(Figure record extracts)
══════════

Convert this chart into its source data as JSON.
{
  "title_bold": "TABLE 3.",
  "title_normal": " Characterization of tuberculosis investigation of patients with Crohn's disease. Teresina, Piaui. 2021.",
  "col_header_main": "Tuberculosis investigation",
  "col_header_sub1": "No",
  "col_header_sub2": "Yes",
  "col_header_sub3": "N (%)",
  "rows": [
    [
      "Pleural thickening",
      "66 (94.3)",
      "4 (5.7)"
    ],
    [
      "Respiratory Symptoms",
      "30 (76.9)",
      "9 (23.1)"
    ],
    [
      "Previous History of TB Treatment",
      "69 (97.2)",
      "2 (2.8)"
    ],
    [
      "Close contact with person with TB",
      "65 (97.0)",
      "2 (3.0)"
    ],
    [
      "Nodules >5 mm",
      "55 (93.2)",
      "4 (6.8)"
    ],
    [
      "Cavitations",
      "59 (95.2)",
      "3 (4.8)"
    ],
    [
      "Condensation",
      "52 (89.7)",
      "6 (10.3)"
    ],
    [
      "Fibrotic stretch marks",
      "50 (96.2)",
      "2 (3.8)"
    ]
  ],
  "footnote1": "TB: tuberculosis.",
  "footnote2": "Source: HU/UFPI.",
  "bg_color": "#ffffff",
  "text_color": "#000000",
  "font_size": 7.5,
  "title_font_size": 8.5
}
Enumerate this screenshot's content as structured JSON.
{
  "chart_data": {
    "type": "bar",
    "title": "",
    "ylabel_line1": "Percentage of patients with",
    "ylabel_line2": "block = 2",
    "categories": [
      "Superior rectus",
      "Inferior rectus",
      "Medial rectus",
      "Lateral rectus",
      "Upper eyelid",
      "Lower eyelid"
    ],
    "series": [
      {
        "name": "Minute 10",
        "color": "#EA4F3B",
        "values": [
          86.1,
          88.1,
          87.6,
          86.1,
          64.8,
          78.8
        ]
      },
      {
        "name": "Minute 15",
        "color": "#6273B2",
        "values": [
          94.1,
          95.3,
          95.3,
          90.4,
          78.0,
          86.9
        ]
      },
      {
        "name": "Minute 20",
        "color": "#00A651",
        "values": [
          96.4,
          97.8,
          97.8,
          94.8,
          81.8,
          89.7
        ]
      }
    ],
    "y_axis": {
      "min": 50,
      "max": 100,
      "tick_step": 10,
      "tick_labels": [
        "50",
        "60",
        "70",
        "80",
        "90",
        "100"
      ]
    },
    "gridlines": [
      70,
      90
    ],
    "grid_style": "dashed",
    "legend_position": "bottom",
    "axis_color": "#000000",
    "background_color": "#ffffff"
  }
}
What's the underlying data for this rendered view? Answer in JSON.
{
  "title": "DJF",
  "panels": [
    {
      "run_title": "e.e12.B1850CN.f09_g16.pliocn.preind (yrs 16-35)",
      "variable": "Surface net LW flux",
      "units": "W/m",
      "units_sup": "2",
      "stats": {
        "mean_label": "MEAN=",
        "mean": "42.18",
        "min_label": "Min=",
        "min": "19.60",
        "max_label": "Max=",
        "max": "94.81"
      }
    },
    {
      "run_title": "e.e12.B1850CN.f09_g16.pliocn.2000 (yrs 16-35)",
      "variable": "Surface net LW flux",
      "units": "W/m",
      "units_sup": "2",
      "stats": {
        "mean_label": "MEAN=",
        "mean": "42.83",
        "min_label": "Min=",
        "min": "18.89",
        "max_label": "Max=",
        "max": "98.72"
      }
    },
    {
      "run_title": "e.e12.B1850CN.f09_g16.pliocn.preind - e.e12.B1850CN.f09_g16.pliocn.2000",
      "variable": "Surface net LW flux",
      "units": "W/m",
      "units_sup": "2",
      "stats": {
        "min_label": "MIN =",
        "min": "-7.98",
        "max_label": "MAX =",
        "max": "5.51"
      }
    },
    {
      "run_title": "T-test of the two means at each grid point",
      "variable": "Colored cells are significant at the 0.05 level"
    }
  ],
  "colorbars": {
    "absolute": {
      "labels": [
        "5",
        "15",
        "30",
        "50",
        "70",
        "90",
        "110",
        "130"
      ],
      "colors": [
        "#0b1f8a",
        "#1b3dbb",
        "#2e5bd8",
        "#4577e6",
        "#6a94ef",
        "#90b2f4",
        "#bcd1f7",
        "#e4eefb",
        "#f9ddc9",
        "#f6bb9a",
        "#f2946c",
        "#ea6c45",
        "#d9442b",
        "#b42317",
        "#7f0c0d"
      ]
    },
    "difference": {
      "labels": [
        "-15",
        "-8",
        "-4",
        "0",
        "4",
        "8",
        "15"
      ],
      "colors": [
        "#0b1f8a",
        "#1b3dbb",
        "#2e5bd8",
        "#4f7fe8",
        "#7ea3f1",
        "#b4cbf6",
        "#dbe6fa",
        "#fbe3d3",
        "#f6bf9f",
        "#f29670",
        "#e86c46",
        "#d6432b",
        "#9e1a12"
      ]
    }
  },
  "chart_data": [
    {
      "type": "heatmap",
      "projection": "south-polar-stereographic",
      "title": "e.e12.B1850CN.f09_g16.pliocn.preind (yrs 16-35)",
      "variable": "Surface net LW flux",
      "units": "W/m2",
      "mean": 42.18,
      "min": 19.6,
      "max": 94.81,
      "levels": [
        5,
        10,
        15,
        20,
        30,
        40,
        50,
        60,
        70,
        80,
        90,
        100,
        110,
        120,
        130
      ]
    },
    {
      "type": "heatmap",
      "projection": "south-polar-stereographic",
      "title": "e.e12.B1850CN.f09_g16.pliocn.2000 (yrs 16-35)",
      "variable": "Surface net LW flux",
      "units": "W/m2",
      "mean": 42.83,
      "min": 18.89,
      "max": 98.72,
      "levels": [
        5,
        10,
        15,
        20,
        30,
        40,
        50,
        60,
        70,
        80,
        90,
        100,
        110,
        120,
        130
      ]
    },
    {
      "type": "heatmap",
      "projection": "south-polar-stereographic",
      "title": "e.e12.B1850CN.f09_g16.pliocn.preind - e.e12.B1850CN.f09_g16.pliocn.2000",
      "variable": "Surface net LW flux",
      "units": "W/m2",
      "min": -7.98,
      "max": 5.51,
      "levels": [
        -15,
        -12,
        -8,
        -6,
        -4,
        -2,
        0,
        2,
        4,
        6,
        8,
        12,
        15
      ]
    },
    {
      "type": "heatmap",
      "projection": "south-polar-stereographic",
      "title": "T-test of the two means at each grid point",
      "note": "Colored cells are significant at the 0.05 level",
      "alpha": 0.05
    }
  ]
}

══════════

> **Problem statement**: Your answer must be an exact transcription of all the data above.

> **Written response**:
Convert this chart into its source data as JSON.
{
  "title_bold": "TABLE 3.",
  "title_normal": " Characterization of tuberculosis investigation of patients with Crohn's disease. Teresina, Piaui. 2021.",
  "col_header_main": "Tuberculosis investigation",
  "col_header_sub1": "No",
  "col_header_sub2": "Yes",
  "col_header_sub3": "N (%)",
  "rows": [
    [
      "Pleural thickening",
      "66 (94.3)",
      "4 (5.7)"
    ],
    [
      "Respiratory Symptoms",
      "30 (76.9)",
      "9 (23.1)"
    ],
    [
      "Previous History of TB Treatment",
      "69 (97.2)",
      "2 (2.8)"
    ],
    [
      "Close contact with person with TB",
      "65 (97.0)",
      "2 (3.0)"
    ],
    [
      "Nodules >5 mm",
      "55 (93.2)",
      "4 (6.8)"
    ],
    [
      "Cavitations",
      "59 (95.2)",
      "3 (4.8)"
    ],
    [
      "Condensation",
      "52 (89.7)",
      "6 (10.3)"
    ],
    [
      "Fibrotic stretch marks",
      "50 (96.2)",
      "2 (3.8)"
    ]
  ],
  "footnote1": "TB: tuberculosis.",
  "footnote2": "Source: HU/UFPI.",
  "bg_color": "#ffffff",
  "text_color": "#000000",
  "font_size": 7.5,
  "title_font_size": 8.5
}
Enumerate this screenshot's content as structured JSON.
{
  "chart_data": {
    "type": "bar",
    "title": "",
    "ylabel_line1": "Percentage of patients with",
    "ylabel_line2": "block = 2",
    "categories": [
      "Superior rectus",
      "Inferior rectus",
      "Medial rectus",
      "Lateral rectus",
      "Upper eyelid",
      "Lower eyelid"
    ],
    "series": [
      {
        "name": "Minute 10",
        "color": "#EA4F3B",
        "values": [
          86.1,
          88.1,
          87.6,
          86.1,
          64.8,
          78.8
        ]
      },
      {
        "name": "Minute 15",
        "color": "#6273B2",
        "values": [
          94.1,
          95.3,
          95.3,
          90.4,
          78.0,
          86.9
        ]
      },
      {
        "name": "Minute 20",
        "color": "#00A651",
        "values": [
          96.4,
          97.8,
          97.8,
          94.8,
          81.8,
          89.7
        ]
      }
    ],
    "y_axis": {
      "min": 50,
      "max": 100,
      "tick_step": 10,
      "tick_labels": [
        "50",
        "60",
        "70",
        "80",
        "90",
        "100"
      ]
    },
    "gridlines": [
      70,
      90
    ],
    "grid_style": "dashed",
    "legend_position": "bottom",
    "axis_color": "#000000",
    "background_color": "#ffffff"
  }
}
What's the underlying data for this rendered view? Answer in JSON.
{
  "title": "DJF",
  "panels": [
    {
      "run_title": "e.e12.B1850CN.f09_g16.pliocn.preind (yrs 16-35)",
      "variable": "Surface net LW flux",
      "units": "W/m",
      "units_sup": "2",
      "stats": {
        "mean_label": "MEAN=",
        "mean": "42.18",
        "min_label": "Min=",
        "min": "19.60",
        "max_label": "Max=",
        "max": "94.81"
      }
    },
    {
      "run_title": "e.e12.B1850CN.f09_g16.pliocn.2000 (yrs 16-35)",
      "variable": "Surface net LW flux",
      "units": "W/m",
      "units_sup": "2",
      "stats": {
        "mean_label": "MEAN=",
        "mean": "42.83",
        "min_label": "Min=",
        "min": "18.89",
        "max_label": "Max=",
        "max": "98.72"
      }
    },
    {
      "run_title": "e.e12.B1850CN.f09_g16.pliocn.preind - e.e12.B1850CN.f09_g16.pliocn.2000",
      "variable": "Surface net LW flux",
      "units": "W/m",
      "units_sup": "2",
      "stats": {
        "min_label": "MIN =",
        "min": "-7.98",
        "max_label": "MAX =",
        "max": "5.51"
      }
    },
    {
      "run_title": "T-test of the two means at each grid point",
      "variable": "Colored cells are significant at the 0.05 level"
    }
  ],
  "colorbars": {
    "absolute": {
      "labels": [
        "5",
        "15",
        "30",
        "50",
        "70",
        "90",
        "110",
        "130"
      ],
      "colors": [
        "#0b1f8a",
        "#1b3dbb",
        "#2e5bd8",
        "#4577e6",
        "#6a94ef",
        "#90b2f4",
        "#bcd1f7",
        "#e4eefb",
        "#f9ddc9",
        "#f6bb9a",
        "#f2946c",
        "#ea6c45",
        "#d9442b",
        "#b42317",
        "#7f0c0d"
      ]
    },
    "difference": {
      "labels": [
        "-15",
        "-8",
        "-4",
        "0",
        "4",
        "8",
        "15"
      ],
      "colors": [
        "#0b1f8a",
        "#1b3dbb",
        "#2e5bd8",
        "#4f7fe8",
        "#7ea3f1",
        "#b4cbf6",
        "#dbe6fa",
        "#fbe3d3",
        "#f6bf9f",
        "#f29670",
        "#e86c46",
        "#d6432b",
        "#9e1a12"
      ]
    }
  },
  "chart_data": [
    {
      "type": "heatmap",
      "projection": "south-polar-stereographic",
      "title": "e.e12.B1850CN.f09_g16.pliocn.preind (yrs 16-35)",
      "variable": "Surface net LW flux",
      "units": "W/m2",
      "mean": 42.18,
      "min": 19.6,
      "max": 94.81,
      "levels": [
        5,
        10,
        15,
        20,
        30,
        40,
        50,
        60,
        70,
        80,
        90,
        100,
        110,
        120,
        130
      ]
    },
    {
      "type": "heatmap",
      "projection": "south-polar-stereographic",
      "title": "e.e12.B1850CN.f09_g16.pliocn.2000 (yrs 16-35)",
      "variable": "Surface net LW flux",
      "units": "W/m2",
      "mean": 42.83,
      "min": 18.89,
      "max": 98.72,
      "levels": [
        5,
        10,
        15,
        20,
        30,
        40,
        50,
        60,
        70,
        80,
        90,
        100,
        110,
        120,
        130
      ]
    },
    {
      "type": "heatmap",
      "projection": "south-polar-stereographic",
      "title": "e.e12.B1850CN.f09_g16.pliocn.preind - e.e12.B1850CN.f09_g16.pliocn.2000",
      "variable": "Surface net LW flux",
      "units": "W/m2",
      "min": -7.98,
      "max": 5.51,
      "levels": [
        -15,
        -12,
        -8,
        -6,
        -4,
        -2,
        0,
        2,
        4,
        6,
        8,
        12,
        15
      ]
    },
    {
      "type": "heatmap",
      "projection": "south-polar-stereographic",
      "title": "T-test of the two means at each grid point",
      "note": "Colored cells are significant at the 0.05 level",
      "alpha": 0.05
    }
  ]
}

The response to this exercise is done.